## What the task requires:
In the material below, the lines containing the word "encipherment" are required; copy each of them.

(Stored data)
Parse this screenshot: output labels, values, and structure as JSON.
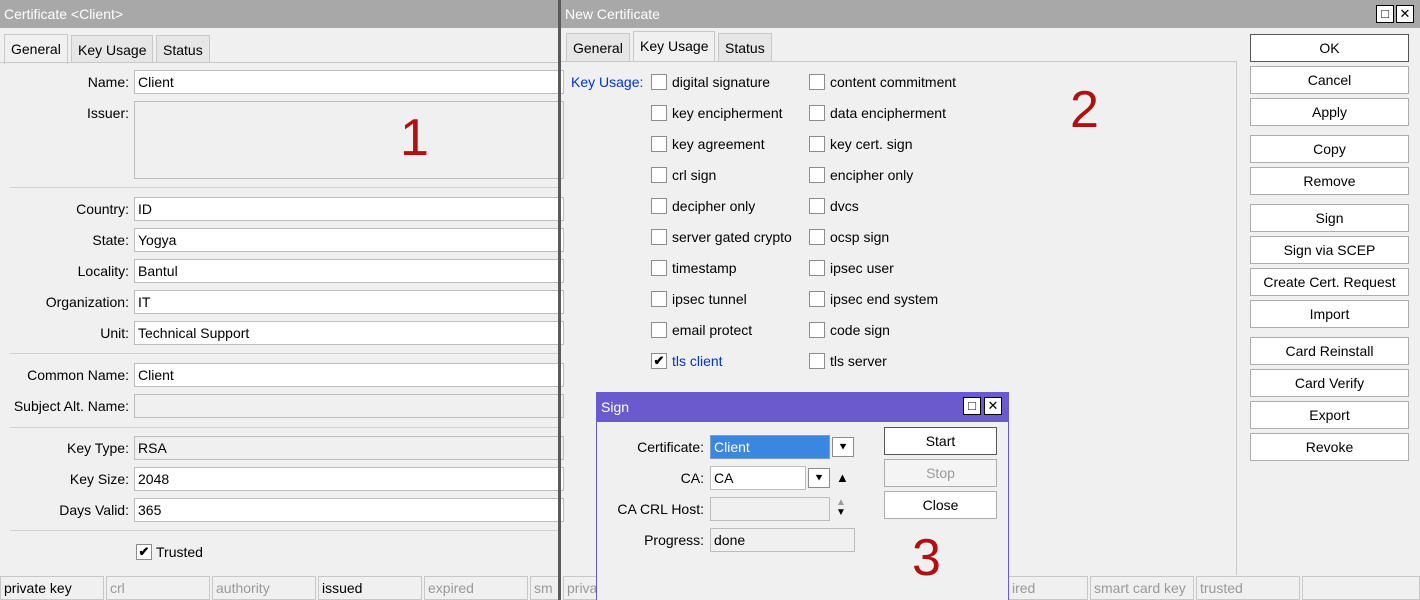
{
  "left_window": {
    "title": "Certificate <Client>",
    "tabs": [
      "General",
      "Key Usage",
      "Status"
    ],
    "fields": {
      "name": {
        "label": "Name:",
        "value": "Client"
      },
      "issuer": {
        "label": "Issuer:",
        "value": ""
      },
      "country": {
        "label": "Country:",
        "value": "ID"
      },
      "state": {
        "label": "State:",
        "value": "Yogya"
      },
      "locality": {
        "label": "Locality:",
        "value": "Bantul"
      },
      "organization": {
        "label": "Organization:",
        "value": "IT"
      },
      "unit": {
        "label": "Unit:",
        "value": "Technical Support"
      },
      "common_name": {
        "label": "Common Name:",
        "value": "Client"
      },
      "subject_alt_name": {
        "label": "Subject Alt. Name:",
        "value": ""
      },
      "key_type": {
        "label": "Key Type:",
        "value": "RSA"
      },
      "key_size": {
        "label": "Key Size:",
        "value": "2048"
      },
      "days_valid": {
        "label": "Days Valid:",
        "value": "365"
      }
    },
    "trusted_label": "Trusted",
    "trusted_checked": true,
    "annotation": "1",
    "status_bar": [
      "private key",
      "crl",
      "authority",
      "issued",
      "expired",
      "sm"
    ]
  },
  "right_window": {
    "title": "New Certificate",
    "tabs": [
      "General",
      "Key Usage",
      "Status"
    ],
    "key_usage_label": "Key Usage:",
    "key_usage_col1": [
      {
        "label": "digital signature",
        "checked": false
      },
      {
        "label": "key encipherment",
        "checked": false
      },
      {
        "label": "key agreement",
        "checked": false
      },
      {
        "label": "crl sign",
        "checked": false
      },
      {
        "label": "decipher only",
        "checked": false
      },
      {
        "label": "server gated crypto",
        "checked": false
      },
      {
        "label": "timestamp",
        "checked": false
      },
      {
        "label": "ipsec tunnel",
        "checked": false
      },
      {
        "label": "email protect",
        "checked": false
      },
      {
        "label": "tls client",
        "checked": true
      }
    ],
    "key_usage_col2": [
      {
        "label": "content commitment",
        "checked": false
      },
      {
        "label": "data encipherment",
        "checked": false
      },
      {
        "label": "key cert. sign",
        "checked": false
      },
      {
        "label": "encipher only",
        "checked": false
      },
      {
        "label": "dvcs",
        "checked": false
      },
      {
        "label": "ocsp sign",
        "checked": false
      },
      {
        "label": "ipsec user",
        "checked": false
      },
      {
        "label": "ipsec end system",
        "checked": false
      },
      {
        "label": "code sign",
        "checked": false
      },
      {
        "label": "tls server",
        "checked": false
      }
    ],
    "annotation": "2",
    "buttons": [
      "OK",
      "Cancel",
      "Apply",
      "Copy",
      "Remove",
      "Sign",
      "Sign via SCEP",
      "Create Cert. Request",
      "Import",
      "Card Reinstall",
      "Card Verify",
      "Export",
      "Revoke"
    ],
    "status_bar": [
      "priva",
      "ired",
      "smart card key",
      "trusted",
      ""
    ]
  },
  "sign_dialog": {
    "title": "Sign",
    "certificate_label": "Certificate:",
    "certificate_value": "Client",
    "ca_label": "CA:",
    "ca_value": "CA",
    "crl_host_label": "CA CRL Host:",
    "crl_host_value": "",
    "progress_label": "Progress:",
    "progress_value": "done",
    "start_label": "Start",
    "stop_label": "Stop",
    "close_label": "Close",
    "annotation": "3"
  },
  "colors": {
    "accent_blue": "#0033cc",
    "annotation_red": "#b01010",
    "dialog_title": "#6a5acd"
  }
}
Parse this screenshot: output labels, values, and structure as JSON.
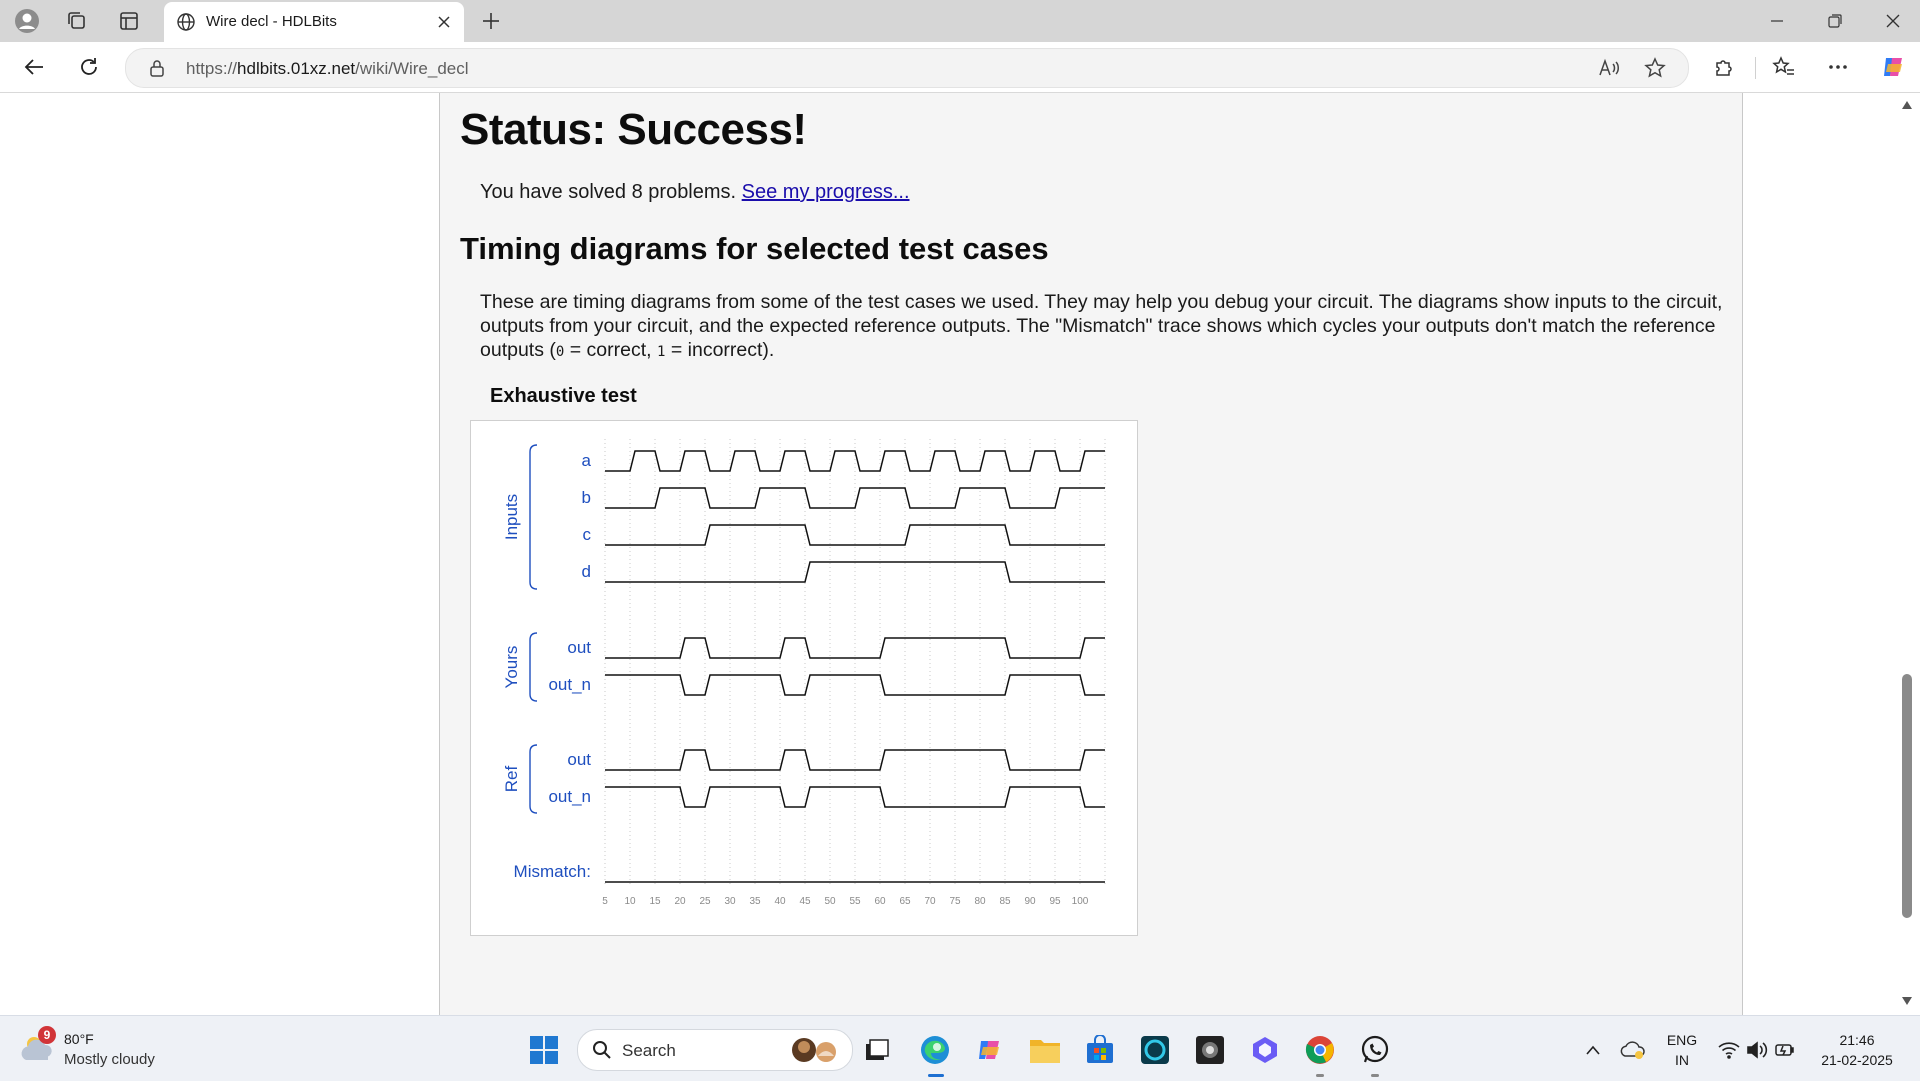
{
  "browser": {
    "tab_title": "Wire decl - HDLBits",
    "url_prefix": "https://",
    "url_host": "hdlbits.01xz.net",
    "url_path": "/wiki/Wire_decl"
  },
  "page": {
    "status_heading": "Status: Success!",
    "solved_text": "You have solved 8 problems.",
    "progress_link": "See my progress...",
    "timing_heading": "Timing diagrams for selected test cases",
    "para_part1": "These are timing diagrams from some of the test cases we used. They may help you debug your circuit. The diagrams show inputs to the circuit, outputs from your circuit, and the expected reference outputs. The \"Mismatch\" trace shows which cycles your outputs don't match the reference outputs (",
    "para_code0": "0",
    "para_part2": " = correct, ",
    "para_code1": "1",
    "para_part3": " = incorrect).",
    "test_heading": "Exhaustive test"
  },
  "diagram": {
    "group_inputs": "Inputs",
    "group_yours": "Yours",
    "group_ref": "Ref",
    "mismatch_label": "Mismatch:",
    "signals": [
      {
        "name": "a",
        "group": "inputs",
        "values": [
          0,
          1,
          0,
          1,
          0,
          1,
          0,
          1,
          0,
          1,
          0,
          1,
          0,
          1,
          0,
          1,
          0,
          1,
          0,
          1
        ]
      },
      {
        "name": "b",
        "group": "inputs",
        "values": [
          0,
          0,
          1,
          1,
          0,
          0,
          1,
          1,
          0,
          0,
          1,
          1,
          0,
          0,
          1,
          1,
          0,
          0,
          1,
          1
        ]
      },
      {
        "name": "c",
        "group": "inputs",
        "values": [
          0,
          0,
          0,
          0,
          1,
          1,
          1,
          1,
          0,
          0,
          0,
          0,
          1,
          1,
          1,
          1,
          0,
          0,
          0,
          0
        ]
      },
      {
        "name": "d",
        "group": "inputs",
        "values": [
          0,
          0,
          0,
          0,
          0,
          0,
          0,
          0,
          1,
          1,
          1,
          1,
          1,
          1,
          1,
          1,
          0,
          0,
          0,
          0
        ]
      },
      {
        "name": "out",
        "group": "yours",
        "values": [
          0,
          0,
          0,
          1,
          0,
          0,
          0,
          1,
          0,
          0,
          0,
          1,
          1,
          1,
          1,
          1,
          0,
          0,
          0,
          1
        ]
      },
      {
        "name": "out_n",
        "group": "yours",
        "values": [
          1,
          1,
          1,
          0,
          1,
          1,
          1,
          0,
          1,
          1,
          1,
          0,
          0,
          0,
          0,
          0,
          1,
          1,
          1,
          0
        ]
      },
      {
        "name": "out",
        "group": "ref",
        "values": [
          0,
          0,
          0,
          1,
          0,
          0,
          0,
          1,
          0,
          0,
          0,
          1,
          1,
          1,
          1,
          1,
          0,
          0,
          0,
          1
        ]
      },
      {
        "name": "out_n",
        "group": "ref",
        "values": [
          1,
          1,
          1,
          0,
          1,
          1,
          1,
          0,
          1,
          1,
          1,
          0,
          0,
          0,
          0,
          0,
          1,
          1,
          1,
          0
        ]
      },
      {
        "name": "mismatch",
        "group": "mismatch",
        "values": [
          0,
          0,
          0,
          0,
          0,
          0,
          0,
          0,
          0,
          0,
          0,
          0,
          0,
          0,
          0,
          0,
          0,
          0,
          0,
          0
        ]
      }
    ],
    "tick_labels": [
      "5",
      "10",
      "15",
      "20",
      "25",
      "30",
      "35",
      "40",
      "45",
      "50",
      "55",
      "60",
      "65",
      "70",
      "75",
      "80",
      "85",
      "90",
      "95",
      "100"
    ],
    "colors": {
      "label": "#1f4fbf",
      "trace": "#111111",
      "grid": "#c8c8c8",
      "tick": "#8a8a8a"
    }
  },
  "taskbar": {
    "weather_badge": "9",
    "weather_temp": "80°F",
    "weather_desc": "Mostly cloudy",
    "search_placeholder": "Search",
    "lang_line1": "ENG",
    "lang_line2": "IN",
    "time": "21:46",
    "date": "21-02-2025"
  }
}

## Task solution:
        "label": "key encipherment",
        "label": "data encipherment",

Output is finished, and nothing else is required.